**DO THIS**
Give the entries as a JSON list of strings, one string per line, beginning at the line containing "- column-stock[interactable]: Наличие: [711, 167, 767, 182]" and running through the line containing "- perpage-option-40[interactable]: 40: [757, 380, 773, 396]", both included. Skip blank lines and add nothing from outside that span.

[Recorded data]
══════════

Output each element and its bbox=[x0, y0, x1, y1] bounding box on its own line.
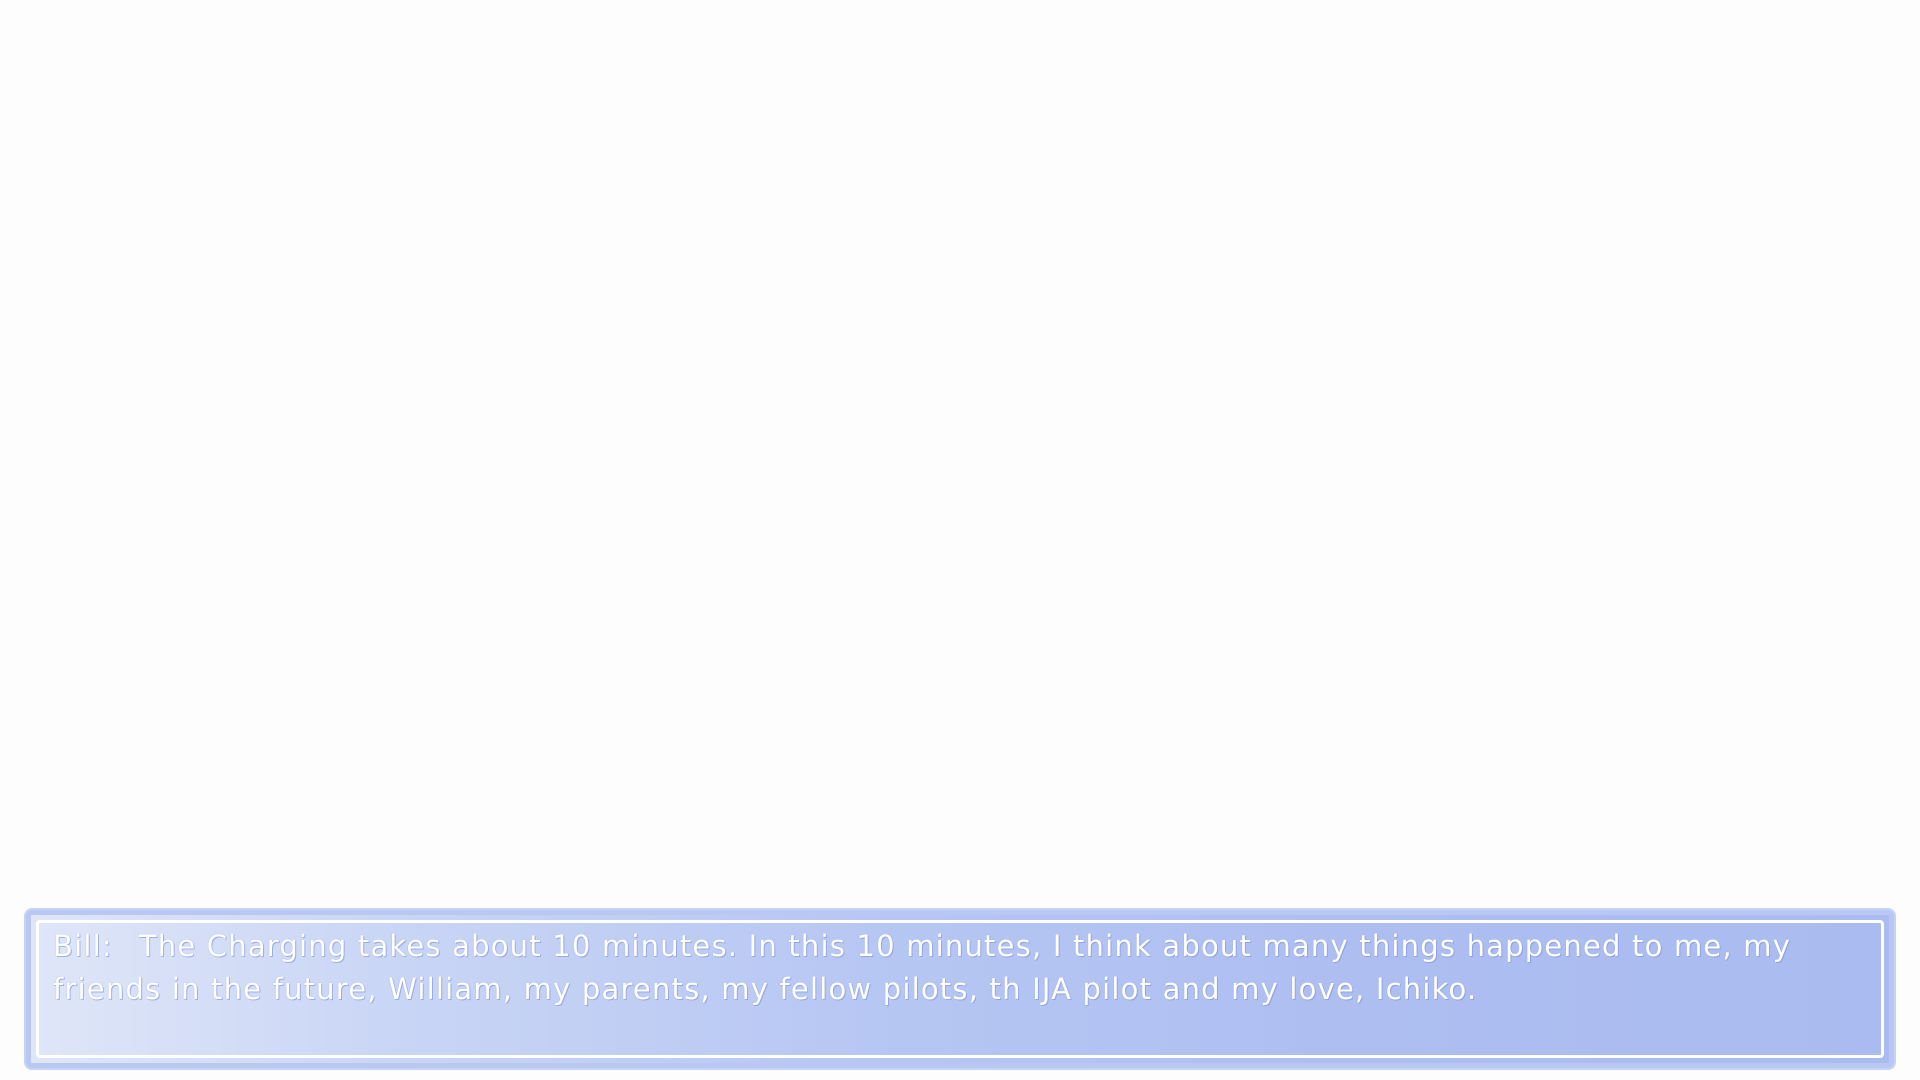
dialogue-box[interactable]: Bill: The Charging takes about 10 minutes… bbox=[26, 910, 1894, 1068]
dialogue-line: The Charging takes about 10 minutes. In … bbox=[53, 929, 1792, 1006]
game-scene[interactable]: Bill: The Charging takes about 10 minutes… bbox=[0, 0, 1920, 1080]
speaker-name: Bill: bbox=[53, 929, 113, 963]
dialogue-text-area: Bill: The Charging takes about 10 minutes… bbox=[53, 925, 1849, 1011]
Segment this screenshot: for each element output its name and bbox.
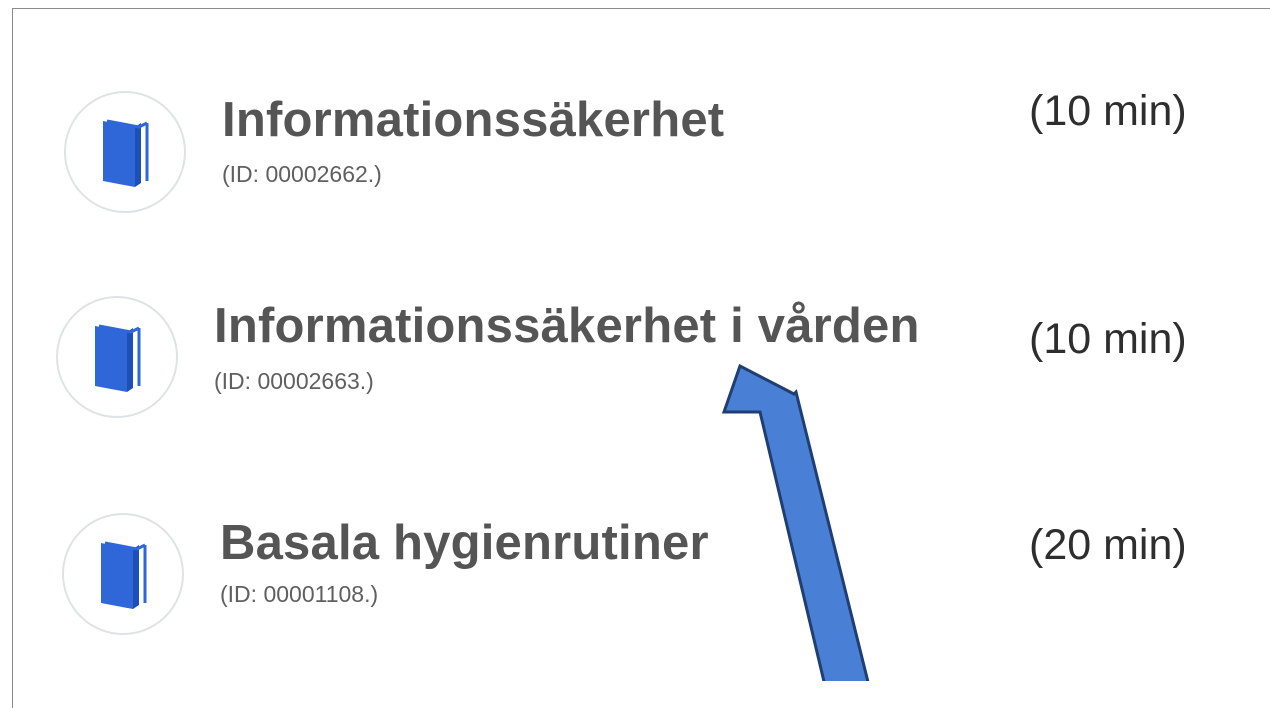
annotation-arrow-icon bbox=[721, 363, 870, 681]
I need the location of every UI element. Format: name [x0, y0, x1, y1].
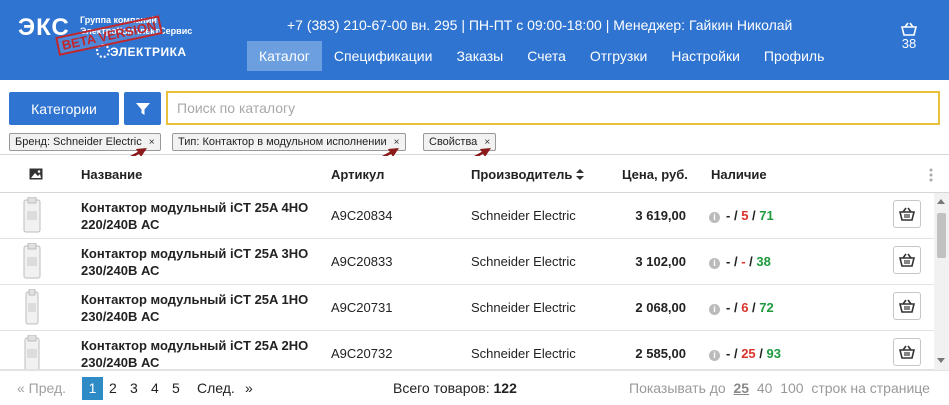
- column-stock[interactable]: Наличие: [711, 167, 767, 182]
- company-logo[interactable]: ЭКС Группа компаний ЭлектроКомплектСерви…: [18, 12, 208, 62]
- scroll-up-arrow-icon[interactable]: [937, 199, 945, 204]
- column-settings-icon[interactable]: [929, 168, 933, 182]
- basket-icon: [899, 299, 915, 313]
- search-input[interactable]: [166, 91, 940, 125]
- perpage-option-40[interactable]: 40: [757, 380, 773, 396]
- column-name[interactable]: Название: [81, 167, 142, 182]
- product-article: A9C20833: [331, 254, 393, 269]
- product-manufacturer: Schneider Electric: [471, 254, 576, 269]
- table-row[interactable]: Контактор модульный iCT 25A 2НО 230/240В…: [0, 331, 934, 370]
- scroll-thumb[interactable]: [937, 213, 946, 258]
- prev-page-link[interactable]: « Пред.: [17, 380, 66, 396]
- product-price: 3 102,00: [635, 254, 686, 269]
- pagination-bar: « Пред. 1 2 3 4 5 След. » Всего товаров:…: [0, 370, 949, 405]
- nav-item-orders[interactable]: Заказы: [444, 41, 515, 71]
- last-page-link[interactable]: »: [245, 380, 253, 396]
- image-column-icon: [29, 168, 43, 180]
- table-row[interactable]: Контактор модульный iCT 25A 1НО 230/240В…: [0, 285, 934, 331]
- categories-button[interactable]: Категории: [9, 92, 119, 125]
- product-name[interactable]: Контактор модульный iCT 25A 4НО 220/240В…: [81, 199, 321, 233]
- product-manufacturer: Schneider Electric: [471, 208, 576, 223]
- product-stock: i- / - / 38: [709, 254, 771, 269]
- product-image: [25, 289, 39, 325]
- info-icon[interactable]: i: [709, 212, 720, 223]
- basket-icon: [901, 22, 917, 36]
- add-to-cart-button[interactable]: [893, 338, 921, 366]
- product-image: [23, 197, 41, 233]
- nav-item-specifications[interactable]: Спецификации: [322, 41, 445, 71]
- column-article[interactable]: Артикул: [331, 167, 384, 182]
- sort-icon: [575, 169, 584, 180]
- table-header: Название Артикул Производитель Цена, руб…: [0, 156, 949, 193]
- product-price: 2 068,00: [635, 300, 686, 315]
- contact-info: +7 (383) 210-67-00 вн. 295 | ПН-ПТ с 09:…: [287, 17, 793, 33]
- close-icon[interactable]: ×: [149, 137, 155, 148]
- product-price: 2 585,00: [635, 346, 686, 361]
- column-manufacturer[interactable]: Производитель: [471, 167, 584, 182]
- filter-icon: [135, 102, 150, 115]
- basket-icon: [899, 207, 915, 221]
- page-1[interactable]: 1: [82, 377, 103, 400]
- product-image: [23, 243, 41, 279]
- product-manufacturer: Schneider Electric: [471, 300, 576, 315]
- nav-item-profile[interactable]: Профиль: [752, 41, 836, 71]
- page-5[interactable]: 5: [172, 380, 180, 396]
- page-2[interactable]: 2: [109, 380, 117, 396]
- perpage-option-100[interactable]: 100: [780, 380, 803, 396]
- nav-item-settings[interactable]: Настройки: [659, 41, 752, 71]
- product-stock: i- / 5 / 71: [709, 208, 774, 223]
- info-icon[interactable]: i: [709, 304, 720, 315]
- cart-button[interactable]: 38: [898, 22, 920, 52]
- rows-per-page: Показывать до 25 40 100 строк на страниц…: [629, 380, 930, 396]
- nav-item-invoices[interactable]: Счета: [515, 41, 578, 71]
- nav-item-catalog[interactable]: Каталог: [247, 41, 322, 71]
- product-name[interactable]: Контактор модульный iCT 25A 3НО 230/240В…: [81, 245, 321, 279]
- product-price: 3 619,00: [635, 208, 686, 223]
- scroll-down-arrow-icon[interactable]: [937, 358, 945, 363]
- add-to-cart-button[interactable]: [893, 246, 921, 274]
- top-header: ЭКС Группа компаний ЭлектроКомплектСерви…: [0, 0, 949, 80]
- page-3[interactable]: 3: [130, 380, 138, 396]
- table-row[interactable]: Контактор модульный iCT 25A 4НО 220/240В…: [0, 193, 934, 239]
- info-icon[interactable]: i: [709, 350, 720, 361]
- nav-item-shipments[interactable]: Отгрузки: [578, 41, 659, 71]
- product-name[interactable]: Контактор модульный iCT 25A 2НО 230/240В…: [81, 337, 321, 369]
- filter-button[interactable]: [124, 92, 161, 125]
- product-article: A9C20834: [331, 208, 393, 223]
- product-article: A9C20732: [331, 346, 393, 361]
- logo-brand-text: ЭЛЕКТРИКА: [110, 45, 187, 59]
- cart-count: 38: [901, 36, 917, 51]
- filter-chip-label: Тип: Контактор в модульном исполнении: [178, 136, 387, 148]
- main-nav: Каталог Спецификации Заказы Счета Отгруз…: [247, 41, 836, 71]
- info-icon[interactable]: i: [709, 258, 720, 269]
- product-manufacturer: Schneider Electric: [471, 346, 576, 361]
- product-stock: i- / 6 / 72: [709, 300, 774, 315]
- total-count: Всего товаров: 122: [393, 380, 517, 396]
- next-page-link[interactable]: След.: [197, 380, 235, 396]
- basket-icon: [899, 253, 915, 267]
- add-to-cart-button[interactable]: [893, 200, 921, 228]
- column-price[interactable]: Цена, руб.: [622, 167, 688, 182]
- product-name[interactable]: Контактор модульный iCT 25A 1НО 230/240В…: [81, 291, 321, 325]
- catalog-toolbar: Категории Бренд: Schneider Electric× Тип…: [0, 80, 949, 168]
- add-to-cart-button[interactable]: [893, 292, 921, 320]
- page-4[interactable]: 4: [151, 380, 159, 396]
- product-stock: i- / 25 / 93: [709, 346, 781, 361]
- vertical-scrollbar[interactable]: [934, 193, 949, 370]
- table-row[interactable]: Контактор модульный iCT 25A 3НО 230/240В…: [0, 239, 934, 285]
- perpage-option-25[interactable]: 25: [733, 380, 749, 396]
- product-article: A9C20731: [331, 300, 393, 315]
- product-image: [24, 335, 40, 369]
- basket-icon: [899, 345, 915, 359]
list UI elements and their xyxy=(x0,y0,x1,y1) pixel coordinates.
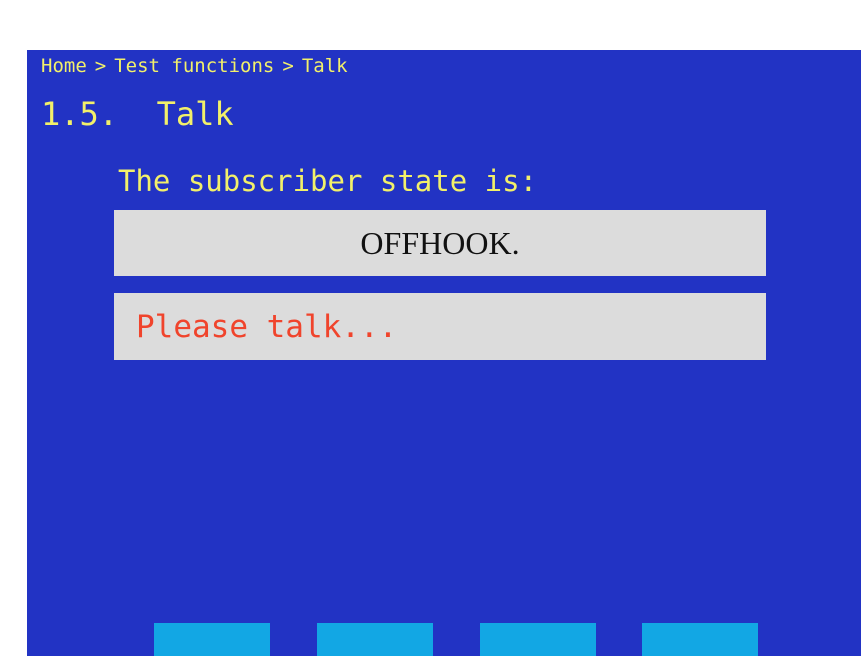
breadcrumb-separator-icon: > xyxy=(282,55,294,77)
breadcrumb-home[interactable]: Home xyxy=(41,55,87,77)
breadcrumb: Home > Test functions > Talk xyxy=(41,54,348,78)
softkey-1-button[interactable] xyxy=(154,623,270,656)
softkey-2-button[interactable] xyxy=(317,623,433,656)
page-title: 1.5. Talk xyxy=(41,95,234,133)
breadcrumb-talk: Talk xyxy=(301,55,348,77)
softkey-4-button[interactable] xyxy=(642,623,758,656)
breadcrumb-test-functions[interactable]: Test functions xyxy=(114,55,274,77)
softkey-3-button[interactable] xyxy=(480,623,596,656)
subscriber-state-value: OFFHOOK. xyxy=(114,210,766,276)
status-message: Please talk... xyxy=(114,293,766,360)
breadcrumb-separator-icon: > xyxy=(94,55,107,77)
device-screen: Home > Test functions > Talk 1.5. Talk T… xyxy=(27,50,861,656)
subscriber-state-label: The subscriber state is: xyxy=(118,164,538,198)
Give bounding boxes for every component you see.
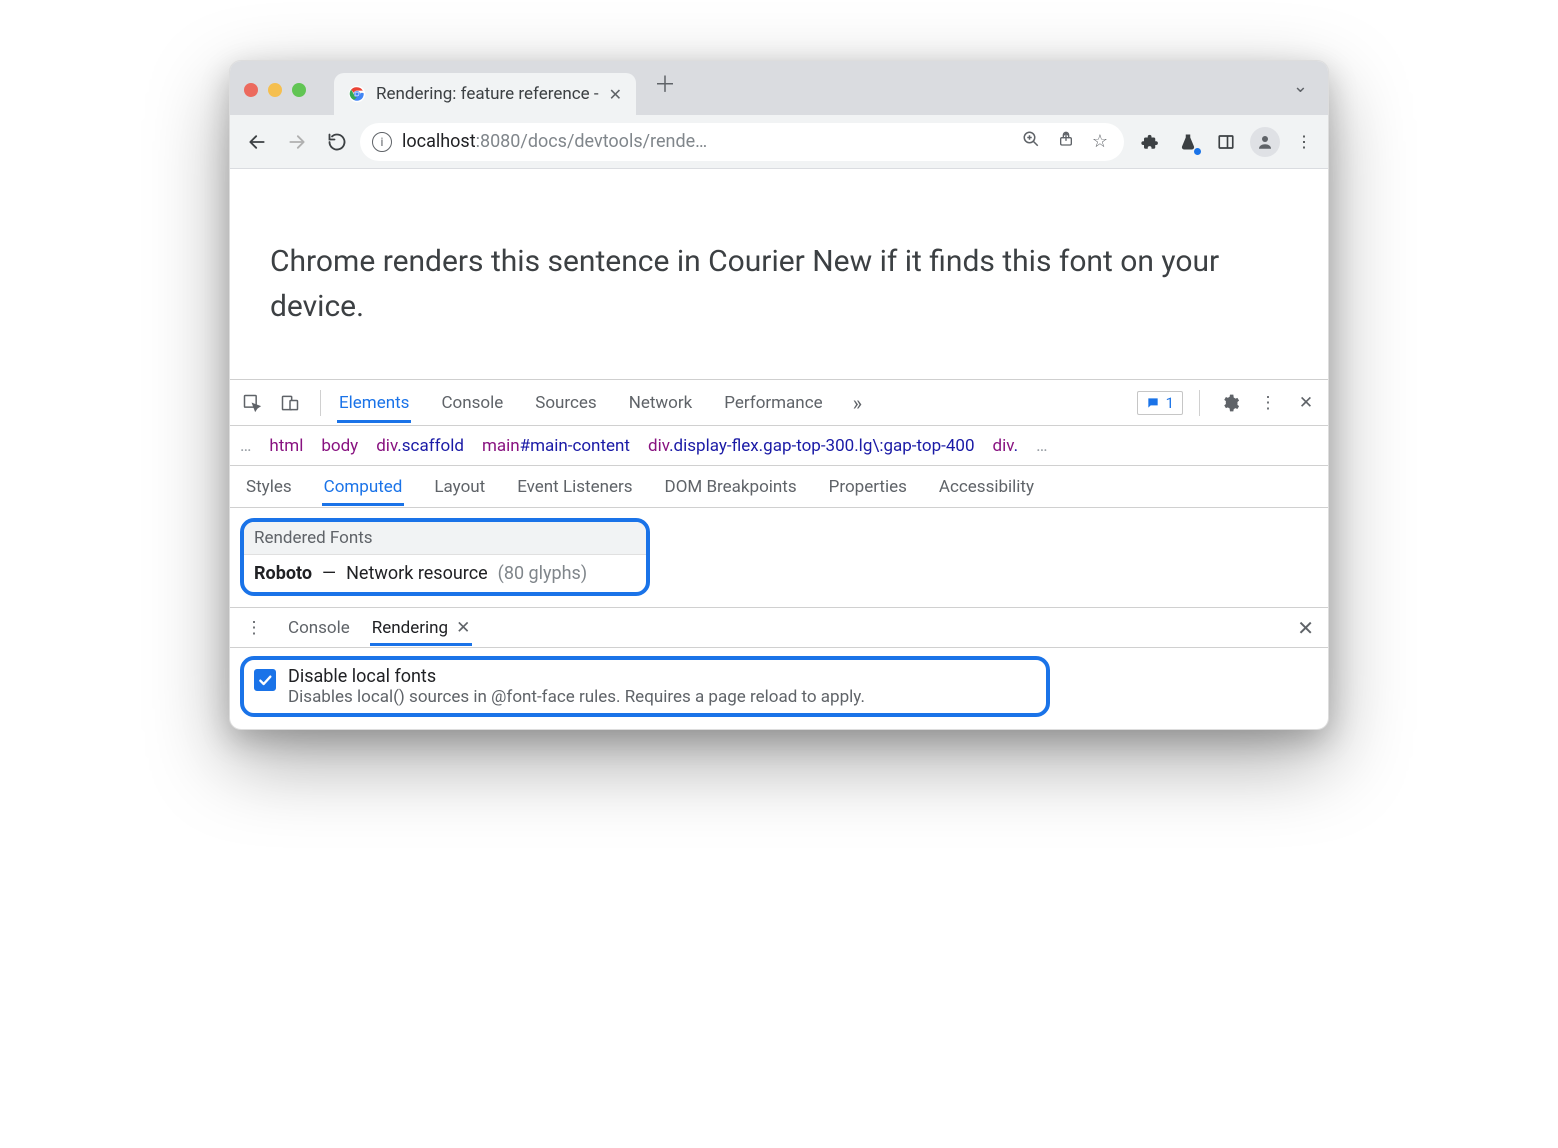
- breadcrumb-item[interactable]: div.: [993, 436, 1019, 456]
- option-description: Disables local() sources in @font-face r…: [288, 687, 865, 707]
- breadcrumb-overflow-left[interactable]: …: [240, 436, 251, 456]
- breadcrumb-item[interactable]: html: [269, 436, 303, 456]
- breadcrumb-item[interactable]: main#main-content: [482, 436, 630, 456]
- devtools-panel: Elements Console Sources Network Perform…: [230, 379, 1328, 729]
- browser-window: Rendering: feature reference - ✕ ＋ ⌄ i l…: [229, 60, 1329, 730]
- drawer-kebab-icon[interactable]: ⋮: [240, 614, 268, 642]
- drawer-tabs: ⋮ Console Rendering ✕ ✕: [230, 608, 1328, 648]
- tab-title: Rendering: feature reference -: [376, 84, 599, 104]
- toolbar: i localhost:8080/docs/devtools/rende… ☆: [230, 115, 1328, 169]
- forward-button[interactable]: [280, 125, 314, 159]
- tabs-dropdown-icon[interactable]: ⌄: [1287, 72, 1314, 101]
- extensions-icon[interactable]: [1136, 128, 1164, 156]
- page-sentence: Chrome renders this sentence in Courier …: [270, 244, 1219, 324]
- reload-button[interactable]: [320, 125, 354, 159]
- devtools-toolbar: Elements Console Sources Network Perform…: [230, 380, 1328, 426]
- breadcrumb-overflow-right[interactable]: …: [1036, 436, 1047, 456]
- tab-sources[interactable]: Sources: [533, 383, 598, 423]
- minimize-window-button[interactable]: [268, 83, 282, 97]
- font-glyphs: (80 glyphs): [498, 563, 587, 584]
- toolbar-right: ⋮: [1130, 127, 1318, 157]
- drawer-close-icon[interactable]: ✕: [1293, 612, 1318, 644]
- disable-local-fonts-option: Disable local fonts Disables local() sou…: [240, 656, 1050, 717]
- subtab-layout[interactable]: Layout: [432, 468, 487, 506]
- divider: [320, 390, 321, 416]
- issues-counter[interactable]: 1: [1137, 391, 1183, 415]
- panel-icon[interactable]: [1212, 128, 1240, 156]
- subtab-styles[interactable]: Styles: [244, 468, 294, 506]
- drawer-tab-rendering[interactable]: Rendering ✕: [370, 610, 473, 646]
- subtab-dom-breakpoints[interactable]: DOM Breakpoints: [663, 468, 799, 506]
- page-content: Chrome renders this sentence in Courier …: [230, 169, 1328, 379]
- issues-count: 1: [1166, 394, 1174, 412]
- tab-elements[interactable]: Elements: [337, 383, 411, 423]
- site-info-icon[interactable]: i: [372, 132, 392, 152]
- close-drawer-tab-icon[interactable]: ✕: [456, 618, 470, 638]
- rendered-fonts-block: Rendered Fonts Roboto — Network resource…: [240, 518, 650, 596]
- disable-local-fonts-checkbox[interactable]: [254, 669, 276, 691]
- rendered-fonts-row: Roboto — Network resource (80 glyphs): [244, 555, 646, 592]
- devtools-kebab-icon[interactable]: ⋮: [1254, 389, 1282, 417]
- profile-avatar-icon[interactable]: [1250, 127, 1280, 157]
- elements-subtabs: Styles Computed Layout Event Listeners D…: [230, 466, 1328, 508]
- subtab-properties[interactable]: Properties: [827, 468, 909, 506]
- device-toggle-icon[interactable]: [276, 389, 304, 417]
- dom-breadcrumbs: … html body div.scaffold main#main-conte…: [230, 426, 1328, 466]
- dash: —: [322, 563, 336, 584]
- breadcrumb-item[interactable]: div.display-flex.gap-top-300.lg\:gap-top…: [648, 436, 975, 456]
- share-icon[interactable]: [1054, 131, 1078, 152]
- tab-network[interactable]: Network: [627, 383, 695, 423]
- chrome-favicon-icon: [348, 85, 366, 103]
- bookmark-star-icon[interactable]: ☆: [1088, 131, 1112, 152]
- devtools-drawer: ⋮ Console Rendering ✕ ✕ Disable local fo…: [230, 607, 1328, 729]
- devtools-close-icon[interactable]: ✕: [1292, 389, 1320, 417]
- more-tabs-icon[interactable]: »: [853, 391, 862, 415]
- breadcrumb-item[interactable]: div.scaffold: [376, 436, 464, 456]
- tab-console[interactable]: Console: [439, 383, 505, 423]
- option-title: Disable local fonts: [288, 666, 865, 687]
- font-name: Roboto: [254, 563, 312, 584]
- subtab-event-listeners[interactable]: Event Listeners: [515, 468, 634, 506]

══════════

**SOLUTION TO THE EXERCISE**
[
  "- column-stock[interactable]: Наличие: [711, 167, 767, 182]",
  "- company-logo[interactable]: ЭКС Группа компаний ЭлектроКомплектСерви…: [18, 12, 208, 62]",
  "- scroll-up-arrow-icon[interactable]: [937, 199, 945, 204]",
  "- column-settings-icon[interactable]: [929, 168, 933, 182]",
  "- basket-icon: [899, 299, 915, 313]",
  "- search-input[interactable]: [166, 91, 940, 125]",
  "- perpage-option-40[interactable]: 40: [757, 380, 773, 396]"
]